:: EXERCISE INSTRUCTIONS ::
Reproduce the records below exactly as given.

:: Records excerpted from a collection ::
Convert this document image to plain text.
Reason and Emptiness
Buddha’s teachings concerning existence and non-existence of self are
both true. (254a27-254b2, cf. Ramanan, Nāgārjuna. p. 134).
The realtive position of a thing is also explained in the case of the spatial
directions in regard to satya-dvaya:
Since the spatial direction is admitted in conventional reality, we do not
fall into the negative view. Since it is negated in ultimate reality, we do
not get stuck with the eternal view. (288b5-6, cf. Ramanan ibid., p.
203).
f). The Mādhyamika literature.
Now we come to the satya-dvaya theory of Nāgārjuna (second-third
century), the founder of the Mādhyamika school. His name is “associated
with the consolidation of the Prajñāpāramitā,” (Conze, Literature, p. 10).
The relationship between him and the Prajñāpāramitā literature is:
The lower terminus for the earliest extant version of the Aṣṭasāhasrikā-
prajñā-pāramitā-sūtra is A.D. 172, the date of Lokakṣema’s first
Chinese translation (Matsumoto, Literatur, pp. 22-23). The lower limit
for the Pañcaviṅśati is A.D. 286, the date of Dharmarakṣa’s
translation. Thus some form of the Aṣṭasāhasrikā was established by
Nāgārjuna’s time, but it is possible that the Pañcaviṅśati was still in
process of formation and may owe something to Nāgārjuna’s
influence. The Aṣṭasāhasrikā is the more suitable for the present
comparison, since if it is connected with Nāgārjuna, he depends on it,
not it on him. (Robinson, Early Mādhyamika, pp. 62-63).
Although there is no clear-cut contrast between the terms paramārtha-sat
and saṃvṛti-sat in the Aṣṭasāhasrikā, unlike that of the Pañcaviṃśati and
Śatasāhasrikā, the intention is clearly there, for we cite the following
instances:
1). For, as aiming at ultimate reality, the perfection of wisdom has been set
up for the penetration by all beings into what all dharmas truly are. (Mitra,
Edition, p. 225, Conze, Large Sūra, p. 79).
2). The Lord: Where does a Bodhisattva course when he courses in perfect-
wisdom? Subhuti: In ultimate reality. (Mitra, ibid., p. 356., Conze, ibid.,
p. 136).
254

:: OUTPUT BELOW ::
Convert this document image to plain text.
Reason and Emptiness
Buddha’s teachings concerning existence and non-existence of self are
both true. (254a27-254b2, cf. Ramanan, Nāgārjuna. p. 134).
The realtive position of a thing is also explained in the case of the spatial
directions in regard to satya-dvaya:
Since the spatial direction is admitted in conventional reality, we do not
fall into the negative view. Since it is negated in ultimate reality, we do
not get stuck with the eternal view. (288b5-6, cf. Ramanan ibid., p.
203).
f). The Mādhyamika literature.
Now we come to the satya-dvaya theory of Nāgārjuna (second-third
century), the founder of the Mādhyamika school. His name is “associated
with the consolidation of the Prajñāpāramitā,” (Conze, Literature, p. 10).
The relationship between him and the Prajñāpāramitā literature is:
The lower terminus for the earliest extant version of the Aṣṭasāhasrikā-
prajñā-pāramitā-sūtra is A.D. 172, the date of Lokakṣema’s first
Chinese translation (Matsumoto, Literatur, pp. 22-23). The lower limit
for the Pañcaviṅśati is A.D. 286, the date of Dharmarakṣa’s
translation. Thus some form of the Aṣṭasāhasrikā was established by
Nāgārjuna’s time, but it is possible that the Pañcaviṅśati was still in
process of formation and may owe something to Nāgārjuna’s
influence. The Aṣṭasāhasrikā is the more suitable for the present
comparison, since if it is connected with Nāgārjuna, he depends on it,
not it on him. (Robinson, Early Mādhyamika, pp. 62-63).
Although there is no clear-cut contrast between the terms paramārtha-sat
and saṃvṛti-sat in the Aṣṭasāhasrikā, unlike that of the Pañcaviṃśati and
Śatasāhasrikā, the intention is clearly there, for we cite the following
instances:
1). For, as aiming at ultimate reality, the perfection of wisdom has been set
up for the penetration by all beings into what all dharmas truly are. (Mitra,
Edition, p. 225, Conze, Large Sūra, p. 79).
2). The Lord: Where does a Bodhisattva course when he courses in perfect-
wisdom? Subhuti: In ultimate reality. (Mitra, ibid., p. 356., Conze, ibid.,
p. 136).
254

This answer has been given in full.